_AIM OF THE EXERCISE_: Tally every line of the listing where the string "Reucrrence" is found, and state the total alone.

_INFORMATION SHOWN_:
________________
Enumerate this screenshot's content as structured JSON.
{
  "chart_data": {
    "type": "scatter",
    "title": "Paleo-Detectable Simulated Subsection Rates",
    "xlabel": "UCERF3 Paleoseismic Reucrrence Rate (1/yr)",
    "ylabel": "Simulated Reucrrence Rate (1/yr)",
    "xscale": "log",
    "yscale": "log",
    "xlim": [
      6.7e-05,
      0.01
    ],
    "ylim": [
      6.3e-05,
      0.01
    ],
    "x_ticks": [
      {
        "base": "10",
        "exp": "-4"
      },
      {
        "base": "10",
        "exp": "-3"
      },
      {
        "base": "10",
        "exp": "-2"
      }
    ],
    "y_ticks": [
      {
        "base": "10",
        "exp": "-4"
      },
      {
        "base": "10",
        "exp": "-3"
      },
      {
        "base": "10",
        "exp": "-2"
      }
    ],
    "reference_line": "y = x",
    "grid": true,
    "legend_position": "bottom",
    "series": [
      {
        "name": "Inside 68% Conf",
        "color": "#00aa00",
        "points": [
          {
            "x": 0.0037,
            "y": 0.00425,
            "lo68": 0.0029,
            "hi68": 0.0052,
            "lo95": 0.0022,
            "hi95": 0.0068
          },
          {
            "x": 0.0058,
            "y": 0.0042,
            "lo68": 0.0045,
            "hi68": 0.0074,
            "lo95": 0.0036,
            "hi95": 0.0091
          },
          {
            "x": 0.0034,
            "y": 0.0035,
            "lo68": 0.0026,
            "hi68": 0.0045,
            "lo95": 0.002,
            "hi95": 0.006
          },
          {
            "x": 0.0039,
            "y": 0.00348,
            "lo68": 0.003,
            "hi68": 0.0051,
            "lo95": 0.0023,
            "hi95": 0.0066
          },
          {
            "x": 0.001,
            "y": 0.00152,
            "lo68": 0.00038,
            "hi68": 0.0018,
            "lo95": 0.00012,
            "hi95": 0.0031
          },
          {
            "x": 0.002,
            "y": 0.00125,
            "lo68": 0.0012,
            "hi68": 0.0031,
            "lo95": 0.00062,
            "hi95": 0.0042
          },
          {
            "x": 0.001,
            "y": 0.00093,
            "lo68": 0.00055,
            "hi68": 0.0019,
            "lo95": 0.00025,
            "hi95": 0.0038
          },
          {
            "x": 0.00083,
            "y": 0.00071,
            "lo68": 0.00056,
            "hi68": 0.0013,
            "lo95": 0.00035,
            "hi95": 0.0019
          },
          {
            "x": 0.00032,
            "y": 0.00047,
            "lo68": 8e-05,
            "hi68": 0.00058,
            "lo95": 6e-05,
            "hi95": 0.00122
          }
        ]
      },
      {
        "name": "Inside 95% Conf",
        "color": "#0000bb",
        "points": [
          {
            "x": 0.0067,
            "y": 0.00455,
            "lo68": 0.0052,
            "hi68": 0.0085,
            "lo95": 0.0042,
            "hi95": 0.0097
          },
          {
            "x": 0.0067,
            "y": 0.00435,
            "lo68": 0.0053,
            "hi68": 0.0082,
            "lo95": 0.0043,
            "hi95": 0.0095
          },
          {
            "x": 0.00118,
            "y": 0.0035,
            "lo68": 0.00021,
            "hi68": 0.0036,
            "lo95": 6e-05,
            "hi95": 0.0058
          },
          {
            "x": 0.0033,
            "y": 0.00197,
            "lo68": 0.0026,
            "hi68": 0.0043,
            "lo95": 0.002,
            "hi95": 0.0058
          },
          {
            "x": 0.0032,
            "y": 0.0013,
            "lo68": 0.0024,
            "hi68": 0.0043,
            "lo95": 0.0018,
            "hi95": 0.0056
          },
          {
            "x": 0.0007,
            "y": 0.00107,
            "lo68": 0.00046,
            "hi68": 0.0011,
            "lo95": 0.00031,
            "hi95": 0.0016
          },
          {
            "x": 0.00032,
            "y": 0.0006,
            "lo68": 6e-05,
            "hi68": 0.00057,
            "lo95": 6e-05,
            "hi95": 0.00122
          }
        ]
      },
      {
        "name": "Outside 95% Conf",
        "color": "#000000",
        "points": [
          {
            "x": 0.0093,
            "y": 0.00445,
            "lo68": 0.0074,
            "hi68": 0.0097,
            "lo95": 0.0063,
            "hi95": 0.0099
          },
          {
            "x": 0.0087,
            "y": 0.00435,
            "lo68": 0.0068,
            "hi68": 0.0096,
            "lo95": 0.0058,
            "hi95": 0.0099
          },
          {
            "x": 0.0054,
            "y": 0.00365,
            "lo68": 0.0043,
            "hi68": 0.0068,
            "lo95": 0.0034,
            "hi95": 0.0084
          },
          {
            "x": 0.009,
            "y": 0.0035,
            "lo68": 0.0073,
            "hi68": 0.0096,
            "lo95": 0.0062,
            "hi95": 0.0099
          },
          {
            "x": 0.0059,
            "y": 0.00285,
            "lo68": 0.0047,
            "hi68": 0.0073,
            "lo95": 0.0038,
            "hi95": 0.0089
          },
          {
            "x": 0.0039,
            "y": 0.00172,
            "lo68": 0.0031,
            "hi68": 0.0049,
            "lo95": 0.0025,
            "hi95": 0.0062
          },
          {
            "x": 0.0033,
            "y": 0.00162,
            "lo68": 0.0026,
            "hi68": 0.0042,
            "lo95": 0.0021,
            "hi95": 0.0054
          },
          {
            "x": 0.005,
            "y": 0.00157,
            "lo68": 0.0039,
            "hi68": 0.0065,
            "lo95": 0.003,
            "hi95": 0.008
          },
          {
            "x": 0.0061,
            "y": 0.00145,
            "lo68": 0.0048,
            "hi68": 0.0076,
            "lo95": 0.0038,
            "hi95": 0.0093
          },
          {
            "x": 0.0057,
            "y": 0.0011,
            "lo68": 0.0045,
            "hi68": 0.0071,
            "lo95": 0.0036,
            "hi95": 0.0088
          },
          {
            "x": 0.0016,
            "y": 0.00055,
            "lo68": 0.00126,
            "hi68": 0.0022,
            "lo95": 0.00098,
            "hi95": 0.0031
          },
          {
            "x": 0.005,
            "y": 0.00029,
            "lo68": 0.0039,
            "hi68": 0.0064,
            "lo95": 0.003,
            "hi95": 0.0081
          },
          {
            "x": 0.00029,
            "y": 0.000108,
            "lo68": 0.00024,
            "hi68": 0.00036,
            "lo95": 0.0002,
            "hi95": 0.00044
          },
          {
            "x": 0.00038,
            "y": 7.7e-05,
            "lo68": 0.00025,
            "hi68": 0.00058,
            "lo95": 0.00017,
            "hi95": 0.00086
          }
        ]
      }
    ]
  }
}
________________
_EXERCISE SOLUTION_: 2